#### [Work to do]
Look for the string "pourtant" in the lines and copy each line that has it.

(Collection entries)
--- START ---

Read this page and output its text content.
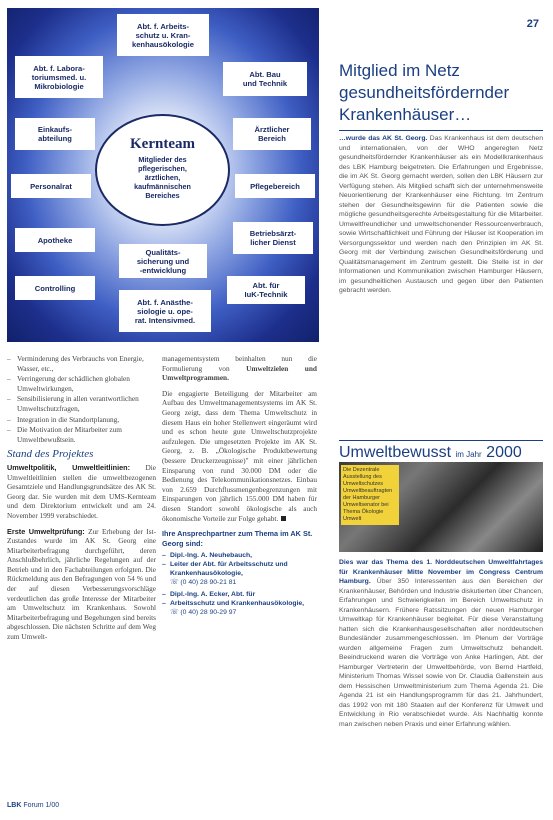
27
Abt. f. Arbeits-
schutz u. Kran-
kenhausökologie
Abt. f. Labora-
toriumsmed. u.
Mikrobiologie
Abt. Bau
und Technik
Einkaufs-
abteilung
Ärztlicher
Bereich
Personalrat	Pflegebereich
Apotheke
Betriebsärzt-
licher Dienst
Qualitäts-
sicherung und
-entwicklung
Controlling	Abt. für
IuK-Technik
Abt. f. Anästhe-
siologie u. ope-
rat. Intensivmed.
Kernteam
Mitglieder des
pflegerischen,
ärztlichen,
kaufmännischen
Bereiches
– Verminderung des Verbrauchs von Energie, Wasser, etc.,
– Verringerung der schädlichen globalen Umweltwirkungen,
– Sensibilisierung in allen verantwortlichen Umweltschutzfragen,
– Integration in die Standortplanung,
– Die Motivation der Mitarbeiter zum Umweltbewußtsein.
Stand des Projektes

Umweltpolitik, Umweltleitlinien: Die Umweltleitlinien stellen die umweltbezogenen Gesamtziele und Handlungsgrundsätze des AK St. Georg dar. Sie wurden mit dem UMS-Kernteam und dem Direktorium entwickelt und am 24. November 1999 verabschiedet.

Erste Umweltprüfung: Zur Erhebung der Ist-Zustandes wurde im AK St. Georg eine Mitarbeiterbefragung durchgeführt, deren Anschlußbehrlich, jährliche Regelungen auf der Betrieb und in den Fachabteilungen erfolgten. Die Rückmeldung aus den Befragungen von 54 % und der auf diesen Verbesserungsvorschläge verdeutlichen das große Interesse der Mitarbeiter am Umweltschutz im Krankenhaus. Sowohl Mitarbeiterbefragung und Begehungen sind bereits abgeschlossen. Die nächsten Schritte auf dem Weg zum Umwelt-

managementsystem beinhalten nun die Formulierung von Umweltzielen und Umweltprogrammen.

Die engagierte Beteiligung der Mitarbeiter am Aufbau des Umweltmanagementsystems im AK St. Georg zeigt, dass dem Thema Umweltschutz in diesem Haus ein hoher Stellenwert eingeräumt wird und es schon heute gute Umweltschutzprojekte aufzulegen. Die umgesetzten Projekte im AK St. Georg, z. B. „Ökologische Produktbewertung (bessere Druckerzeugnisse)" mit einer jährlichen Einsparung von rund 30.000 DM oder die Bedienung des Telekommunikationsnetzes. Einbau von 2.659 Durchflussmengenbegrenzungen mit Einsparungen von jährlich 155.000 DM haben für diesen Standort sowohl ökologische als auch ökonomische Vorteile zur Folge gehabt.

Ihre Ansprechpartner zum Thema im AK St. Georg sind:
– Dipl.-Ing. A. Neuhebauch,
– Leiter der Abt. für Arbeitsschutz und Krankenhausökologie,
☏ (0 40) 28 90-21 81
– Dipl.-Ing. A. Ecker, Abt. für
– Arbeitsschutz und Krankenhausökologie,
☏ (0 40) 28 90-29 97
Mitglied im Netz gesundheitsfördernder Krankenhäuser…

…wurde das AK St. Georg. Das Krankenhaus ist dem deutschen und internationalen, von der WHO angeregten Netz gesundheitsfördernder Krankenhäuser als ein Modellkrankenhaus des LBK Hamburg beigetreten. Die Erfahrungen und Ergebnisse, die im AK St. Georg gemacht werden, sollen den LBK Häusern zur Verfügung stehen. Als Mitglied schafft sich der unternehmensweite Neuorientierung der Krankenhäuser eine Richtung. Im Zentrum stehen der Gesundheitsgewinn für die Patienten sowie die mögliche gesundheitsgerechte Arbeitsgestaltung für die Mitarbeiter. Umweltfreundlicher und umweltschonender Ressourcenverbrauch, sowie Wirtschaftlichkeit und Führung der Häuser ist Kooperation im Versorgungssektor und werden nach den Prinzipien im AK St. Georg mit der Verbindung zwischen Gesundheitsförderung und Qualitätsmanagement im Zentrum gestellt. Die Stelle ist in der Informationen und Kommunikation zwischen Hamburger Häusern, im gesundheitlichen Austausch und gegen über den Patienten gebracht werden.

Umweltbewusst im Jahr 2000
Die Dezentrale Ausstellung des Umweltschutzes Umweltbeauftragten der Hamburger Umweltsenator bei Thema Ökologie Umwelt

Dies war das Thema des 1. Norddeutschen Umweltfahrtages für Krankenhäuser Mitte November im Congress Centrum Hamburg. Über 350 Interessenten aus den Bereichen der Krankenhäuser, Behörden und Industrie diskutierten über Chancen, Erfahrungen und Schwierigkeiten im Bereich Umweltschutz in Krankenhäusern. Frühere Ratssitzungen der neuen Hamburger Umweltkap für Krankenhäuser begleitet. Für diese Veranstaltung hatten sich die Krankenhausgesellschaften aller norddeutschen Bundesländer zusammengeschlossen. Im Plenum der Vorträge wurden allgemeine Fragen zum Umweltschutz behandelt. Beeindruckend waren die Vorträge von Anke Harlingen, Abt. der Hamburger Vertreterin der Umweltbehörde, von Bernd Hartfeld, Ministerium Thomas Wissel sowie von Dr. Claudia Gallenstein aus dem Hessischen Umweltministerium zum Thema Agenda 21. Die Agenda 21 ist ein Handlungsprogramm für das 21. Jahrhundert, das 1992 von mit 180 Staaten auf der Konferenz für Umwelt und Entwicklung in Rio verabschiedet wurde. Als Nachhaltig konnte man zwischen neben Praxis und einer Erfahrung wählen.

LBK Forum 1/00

--- END ---
--- START ---

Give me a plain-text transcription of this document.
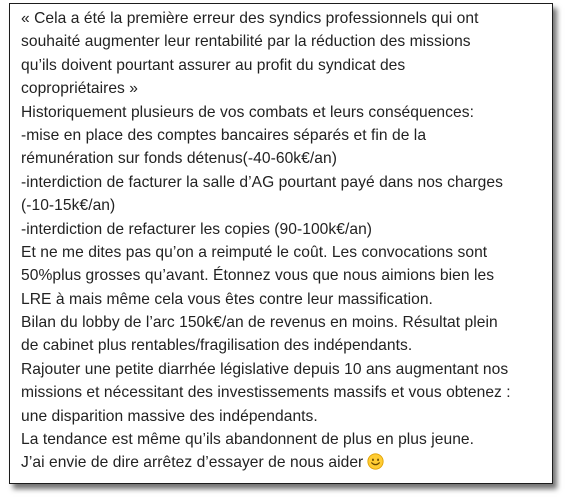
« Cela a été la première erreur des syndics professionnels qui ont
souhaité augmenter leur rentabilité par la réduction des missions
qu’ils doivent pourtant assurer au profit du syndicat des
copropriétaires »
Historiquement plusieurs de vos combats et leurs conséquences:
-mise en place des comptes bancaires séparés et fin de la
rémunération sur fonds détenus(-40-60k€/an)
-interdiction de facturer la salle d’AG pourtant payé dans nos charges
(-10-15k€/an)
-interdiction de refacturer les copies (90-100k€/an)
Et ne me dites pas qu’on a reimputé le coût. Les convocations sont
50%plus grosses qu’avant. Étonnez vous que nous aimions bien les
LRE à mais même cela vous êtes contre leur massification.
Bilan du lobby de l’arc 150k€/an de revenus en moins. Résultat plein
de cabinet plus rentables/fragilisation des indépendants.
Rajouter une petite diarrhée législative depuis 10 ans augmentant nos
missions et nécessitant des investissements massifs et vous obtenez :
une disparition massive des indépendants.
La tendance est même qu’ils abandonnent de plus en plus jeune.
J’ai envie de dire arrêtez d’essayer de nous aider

--- END ---

#### [Right answer]
qu’ils doivent pourtant assurer au profit du syndicat des
-interdiction de facturer la salle d’AG pourtant payé dans nos charges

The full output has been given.